In the part of the listing that runs from its start through the line containing "scale-label-1320ft: 1320ft <box>1286", replace "globe-icon" with "earth-icon". Reproduce that part with every other detail unchanged.

(Records excerpted from a collection)
--- --- ---

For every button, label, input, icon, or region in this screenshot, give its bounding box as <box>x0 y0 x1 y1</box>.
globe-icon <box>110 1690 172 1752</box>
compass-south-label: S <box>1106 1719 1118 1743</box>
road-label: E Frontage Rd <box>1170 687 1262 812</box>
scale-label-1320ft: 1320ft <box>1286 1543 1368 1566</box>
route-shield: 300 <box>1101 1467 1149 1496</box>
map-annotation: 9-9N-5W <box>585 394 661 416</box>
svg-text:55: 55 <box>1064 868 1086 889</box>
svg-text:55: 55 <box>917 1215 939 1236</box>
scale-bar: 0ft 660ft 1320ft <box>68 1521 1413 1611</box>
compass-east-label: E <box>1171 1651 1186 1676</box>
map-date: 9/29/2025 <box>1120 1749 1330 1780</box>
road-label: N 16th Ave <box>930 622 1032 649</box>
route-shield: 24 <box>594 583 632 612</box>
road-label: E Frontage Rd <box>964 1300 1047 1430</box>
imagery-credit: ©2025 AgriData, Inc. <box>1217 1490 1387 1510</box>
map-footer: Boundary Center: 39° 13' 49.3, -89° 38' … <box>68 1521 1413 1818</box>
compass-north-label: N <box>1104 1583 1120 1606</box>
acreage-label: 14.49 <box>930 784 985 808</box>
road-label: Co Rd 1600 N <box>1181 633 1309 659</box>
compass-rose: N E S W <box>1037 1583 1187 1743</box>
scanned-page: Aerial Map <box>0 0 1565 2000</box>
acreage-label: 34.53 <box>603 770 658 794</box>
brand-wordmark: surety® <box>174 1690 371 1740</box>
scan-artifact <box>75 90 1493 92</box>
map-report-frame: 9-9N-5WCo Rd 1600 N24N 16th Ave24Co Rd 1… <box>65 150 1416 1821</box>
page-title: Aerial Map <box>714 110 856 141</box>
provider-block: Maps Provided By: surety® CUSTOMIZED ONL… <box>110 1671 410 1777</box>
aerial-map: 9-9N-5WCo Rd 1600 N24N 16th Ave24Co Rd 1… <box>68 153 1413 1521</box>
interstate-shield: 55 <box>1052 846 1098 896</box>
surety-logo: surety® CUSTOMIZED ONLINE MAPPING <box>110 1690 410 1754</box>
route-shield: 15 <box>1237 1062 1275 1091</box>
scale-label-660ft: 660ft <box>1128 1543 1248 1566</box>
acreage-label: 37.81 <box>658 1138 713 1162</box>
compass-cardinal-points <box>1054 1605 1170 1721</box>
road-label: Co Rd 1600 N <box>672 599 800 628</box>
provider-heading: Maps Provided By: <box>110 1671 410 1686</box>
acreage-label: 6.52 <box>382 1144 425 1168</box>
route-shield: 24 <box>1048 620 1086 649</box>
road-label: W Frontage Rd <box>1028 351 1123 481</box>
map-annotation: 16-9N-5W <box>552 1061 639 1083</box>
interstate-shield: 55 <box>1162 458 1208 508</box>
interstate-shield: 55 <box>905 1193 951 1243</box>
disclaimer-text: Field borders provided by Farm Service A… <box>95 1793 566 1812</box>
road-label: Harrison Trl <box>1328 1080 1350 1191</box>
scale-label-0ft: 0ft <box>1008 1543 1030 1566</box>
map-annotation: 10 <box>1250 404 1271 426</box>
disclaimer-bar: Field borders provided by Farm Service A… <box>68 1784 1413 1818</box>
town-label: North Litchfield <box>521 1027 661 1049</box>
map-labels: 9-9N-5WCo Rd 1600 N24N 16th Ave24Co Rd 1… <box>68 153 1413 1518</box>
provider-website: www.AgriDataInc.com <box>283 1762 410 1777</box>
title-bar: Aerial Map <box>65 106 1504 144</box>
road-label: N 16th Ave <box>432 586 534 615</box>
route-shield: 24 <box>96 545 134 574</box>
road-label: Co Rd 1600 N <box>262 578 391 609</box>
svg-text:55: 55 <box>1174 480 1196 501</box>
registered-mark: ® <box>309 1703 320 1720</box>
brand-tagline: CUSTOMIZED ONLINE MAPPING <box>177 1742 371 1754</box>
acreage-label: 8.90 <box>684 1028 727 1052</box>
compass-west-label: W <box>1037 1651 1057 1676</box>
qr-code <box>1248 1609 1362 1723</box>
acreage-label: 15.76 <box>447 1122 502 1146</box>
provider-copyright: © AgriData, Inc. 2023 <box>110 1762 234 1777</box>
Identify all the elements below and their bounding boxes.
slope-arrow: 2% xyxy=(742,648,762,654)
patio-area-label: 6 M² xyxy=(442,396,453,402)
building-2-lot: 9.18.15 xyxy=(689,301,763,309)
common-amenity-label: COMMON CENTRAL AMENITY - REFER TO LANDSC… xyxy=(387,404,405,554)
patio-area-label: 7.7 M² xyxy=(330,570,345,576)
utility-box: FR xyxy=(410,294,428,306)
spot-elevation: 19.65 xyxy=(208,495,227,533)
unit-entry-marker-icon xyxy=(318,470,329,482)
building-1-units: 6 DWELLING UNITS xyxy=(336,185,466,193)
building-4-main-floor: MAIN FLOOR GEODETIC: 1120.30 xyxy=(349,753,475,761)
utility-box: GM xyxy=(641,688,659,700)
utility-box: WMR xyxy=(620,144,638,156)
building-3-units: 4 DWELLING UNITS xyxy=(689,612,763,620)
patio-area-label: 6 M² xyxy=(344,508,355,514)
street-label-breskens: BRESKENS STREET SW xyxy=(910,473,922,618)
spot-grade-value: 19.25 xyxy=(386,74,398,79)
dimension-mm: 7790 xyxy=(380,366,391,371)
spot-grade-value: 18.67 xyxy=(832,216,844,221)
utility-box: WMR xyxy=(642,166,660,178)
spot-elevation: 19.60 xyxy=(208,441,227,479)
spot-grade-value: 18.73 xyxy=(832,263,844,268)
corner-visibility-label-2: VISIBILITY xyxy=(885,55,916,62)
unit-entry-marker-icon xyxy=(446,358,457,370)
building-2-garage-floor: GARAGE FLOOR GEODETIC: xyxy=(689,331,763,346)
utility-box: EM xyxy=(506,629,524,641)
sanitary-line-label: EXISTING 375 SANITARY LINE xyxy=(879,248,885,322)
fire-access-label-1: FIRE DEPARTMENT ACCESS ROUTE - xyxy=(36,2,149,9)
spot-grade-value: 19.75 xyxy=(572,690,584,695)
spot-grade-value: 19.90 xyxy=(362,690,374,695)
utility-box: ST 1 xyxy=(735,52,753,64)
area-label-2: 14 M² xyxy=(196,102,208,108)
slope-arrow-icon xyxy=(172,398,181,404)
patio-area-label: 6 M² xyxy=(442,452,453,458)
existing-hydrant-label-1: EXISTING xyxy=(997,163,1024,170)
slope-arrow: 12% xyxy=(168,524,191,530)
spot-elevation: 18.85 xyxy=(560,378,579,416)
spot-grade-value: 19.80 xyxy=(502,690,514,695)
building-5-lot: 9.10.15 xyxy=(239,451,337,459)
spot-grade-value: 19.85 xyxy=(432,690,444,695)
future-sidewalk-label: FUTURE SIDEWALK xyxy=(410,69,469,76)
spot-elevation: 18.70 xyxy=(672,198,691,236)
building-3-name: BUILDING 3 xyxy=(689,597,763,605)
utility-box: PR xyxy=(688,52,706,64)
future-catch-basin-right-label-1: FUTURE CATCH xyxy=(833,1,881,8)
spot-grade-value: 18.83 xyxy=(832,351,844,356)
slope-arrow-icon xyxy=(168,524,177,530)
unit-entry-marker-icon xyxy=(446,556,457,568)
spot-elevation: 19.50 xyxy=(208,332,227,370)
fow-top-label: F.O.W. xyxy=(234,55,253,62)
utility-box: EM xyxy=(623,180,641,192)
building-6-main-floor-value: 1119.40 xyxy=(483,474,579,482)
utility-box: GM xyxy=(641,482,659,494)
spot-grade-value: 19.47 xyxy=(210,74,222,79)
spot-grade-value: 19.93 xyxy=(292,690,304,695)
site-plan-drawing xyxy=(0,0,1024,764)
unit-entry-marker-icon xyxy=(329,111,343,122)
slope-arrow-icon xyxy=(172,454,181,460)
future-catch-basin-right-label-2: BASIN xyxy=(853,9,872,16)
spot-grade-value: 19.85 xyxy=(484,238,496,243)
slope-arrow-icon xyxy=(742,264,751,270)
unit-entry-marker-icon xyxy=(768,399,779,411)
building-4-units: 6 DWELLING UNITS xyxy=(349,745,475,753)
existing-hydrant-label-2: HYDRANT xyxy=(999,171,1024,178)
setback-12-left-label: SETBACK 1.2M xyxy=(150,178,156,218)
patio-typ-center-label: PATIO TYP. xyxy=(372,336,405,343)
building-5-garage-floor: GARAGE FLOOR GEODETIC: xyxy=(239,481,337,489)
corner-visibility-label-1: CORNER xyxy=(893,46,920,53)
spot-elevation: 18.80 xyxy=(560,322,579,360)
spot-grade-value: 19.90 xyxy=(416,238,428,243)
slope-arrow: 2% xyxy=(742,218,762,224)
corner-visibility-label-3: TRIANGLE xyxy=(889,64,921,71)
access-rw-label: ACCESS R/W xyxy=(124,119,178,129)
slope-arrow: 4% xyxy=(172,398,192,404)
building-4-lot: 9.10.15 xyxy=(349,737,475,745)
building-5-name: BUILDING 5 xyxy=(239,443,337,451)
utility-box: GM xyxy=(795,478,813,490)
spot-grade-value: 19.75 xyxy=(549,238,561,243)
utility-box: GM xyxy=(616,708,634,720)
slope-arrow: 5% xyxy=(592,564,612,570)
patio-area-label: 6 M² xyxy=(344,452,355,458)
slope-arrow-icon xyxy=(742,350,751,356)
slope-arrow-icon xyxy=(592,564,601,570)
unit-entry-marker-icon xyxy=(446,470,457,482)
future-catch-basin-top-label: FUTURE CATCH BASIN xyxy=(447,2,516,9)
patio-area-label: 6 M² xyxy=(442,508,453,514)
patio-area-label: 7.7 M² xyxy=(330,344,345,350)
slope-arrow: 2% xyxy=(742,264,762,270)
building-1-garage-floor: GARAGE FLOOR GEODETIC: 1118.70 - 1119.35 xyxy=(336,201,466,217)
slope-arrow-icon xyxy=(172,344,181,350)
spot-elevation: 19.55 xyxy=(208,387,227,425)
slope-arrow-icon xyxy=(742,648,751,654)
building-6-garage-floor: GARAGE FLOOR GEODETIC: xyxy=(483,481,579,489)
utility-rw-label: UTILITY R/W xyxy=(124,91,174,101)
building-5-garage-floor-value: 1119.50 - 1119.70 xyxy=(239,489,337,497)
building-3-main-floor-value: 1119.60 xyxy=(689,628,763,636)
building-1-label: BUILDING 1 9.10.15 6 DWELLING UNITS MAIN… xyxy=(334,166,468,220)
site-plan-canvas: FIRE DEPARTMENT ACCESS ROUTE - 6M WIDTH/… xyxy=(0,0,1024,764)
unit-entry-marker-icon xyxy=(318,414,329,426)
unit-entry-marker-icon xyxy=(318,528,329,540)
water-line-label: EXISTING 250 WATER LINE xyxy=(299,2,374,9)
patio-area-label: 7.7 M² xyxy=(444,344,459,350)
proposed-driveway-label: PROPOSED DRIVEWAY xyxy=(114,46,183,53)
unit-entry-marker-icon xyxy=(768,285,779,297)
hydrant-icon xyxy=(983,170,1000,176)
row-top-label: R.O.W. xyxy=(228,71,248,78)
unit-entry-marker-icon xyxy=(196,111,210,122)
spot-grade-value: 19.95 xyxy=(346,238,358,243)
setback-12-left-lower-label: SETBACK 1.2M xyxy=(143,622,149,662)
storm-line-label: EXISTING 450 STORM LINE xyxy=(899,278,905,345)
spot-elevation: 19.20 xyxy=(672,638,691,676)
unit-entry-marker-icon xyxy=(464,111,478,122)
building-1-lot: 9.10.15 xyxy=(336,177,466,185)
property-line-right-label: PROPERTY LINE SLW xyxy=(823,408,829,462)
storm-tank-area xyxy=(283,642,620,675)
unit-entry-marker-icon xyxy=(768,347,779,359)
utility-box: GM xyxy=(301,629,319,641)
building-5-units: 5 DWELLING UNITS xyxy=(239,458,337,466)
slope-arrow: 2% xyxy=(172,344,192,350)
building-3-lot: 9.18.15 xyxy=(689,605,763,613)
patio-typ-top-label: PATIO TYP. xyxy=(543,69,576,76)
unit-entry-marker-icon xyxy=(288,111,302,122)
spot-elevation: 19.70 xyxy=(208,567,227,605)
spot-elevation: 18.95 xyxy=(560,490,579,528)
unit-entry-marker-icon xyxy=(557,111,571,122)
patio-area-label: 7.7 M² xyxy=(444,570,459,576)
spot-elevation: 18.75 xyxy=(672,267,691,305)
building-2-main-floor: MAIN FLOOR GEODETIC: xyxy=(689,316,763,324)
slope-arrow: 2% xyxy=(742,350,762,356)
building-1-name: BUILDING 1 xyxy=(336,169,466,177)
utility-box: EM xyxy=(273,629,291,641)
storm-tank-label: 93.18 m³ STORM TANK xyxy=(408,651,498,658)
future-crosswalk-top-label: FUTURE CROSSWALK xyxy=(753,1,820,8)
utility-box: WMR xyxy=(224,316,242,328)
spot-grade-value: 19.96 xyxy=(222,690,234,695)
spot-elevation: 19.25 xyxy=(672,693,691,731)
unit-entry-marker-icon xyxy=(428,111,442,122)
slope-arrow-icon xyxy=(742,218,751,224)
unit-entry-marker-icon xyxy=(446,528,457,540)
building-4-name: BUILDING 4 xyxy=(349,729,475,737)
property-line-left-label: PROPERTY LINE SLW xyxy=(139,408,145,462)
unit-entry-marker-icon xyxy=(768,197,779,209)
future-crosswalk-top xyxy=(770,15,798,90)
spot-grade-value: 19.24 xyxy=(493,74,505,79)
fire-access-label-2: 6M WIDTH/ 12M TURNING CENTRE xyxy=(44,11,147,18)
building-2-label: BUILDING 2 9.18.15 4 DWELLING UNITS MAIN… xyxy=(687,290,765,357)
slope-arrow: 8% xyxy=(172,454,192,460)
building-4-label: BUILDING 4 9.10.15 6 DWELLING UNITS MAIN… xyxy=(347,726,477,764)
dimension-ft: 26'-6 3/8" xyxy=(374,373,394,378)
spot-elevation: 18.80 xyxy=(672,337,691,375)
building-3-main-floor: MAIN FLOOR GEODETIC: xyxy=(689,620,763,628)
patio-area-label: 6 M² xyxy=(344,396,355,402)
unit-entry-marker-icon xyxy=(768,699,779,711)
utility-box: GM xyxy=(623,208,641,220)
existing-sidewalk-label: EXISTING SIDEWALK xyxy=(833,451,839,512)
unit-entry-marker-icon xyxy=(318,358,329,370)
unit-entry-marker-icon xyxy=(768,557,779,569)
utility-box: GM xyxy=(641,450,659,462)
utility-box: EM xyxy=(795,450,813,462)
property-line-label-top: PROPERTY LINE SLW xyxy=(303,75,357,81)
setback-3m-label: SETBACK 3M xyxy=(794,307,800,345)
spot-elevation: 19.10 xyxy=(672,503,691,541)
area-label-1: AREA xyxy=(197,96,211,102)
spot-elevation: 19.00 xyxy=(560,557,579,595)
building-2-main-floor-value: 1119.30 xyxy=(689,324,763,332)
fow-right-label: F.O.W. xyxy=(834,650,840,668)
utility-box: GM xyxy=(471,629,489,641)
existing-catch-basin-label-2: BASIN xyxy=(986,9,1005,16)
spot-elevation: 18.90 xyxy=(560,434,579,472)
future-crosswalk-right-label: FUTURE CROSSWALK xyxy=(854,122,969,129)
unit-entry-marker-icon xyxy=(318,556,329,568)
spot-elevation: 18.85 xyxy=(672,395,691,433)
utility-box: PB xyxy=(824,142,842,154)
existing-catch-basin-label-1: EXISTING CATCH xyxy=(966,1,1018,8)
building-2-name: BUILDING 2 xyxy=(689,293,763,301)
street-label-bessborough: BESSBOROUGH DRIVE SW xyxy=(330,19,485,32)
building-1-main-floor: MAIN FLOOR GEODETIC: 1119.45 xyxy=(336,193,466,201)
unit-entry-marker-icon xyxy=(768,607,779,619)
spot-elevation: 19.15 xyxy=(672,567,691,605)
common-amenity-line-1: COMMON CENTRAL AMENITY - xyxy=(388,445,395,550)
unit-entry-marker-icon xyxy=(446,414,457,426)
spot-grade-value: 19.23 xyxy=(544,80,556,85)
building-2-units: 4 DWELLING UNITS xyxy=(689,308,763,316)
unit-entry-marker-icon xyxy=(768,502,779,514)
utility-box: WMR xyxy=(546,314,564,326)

--- --- ---

**Task answer:**
For every button, label, input, icon, or region in this screenshot, give its bounding box as <box>x0 y0 x1 y1</box>.
earth-icon <box>110 1690 172 1752</box>
compass-south-label: S <box>1106 1719 1118 1743</box>
road-label: E Frontage Rd <box>1170 687 1262 812</box>
scale-label-1320ft: 1320ft <box>1286 1543 1368 1566</box>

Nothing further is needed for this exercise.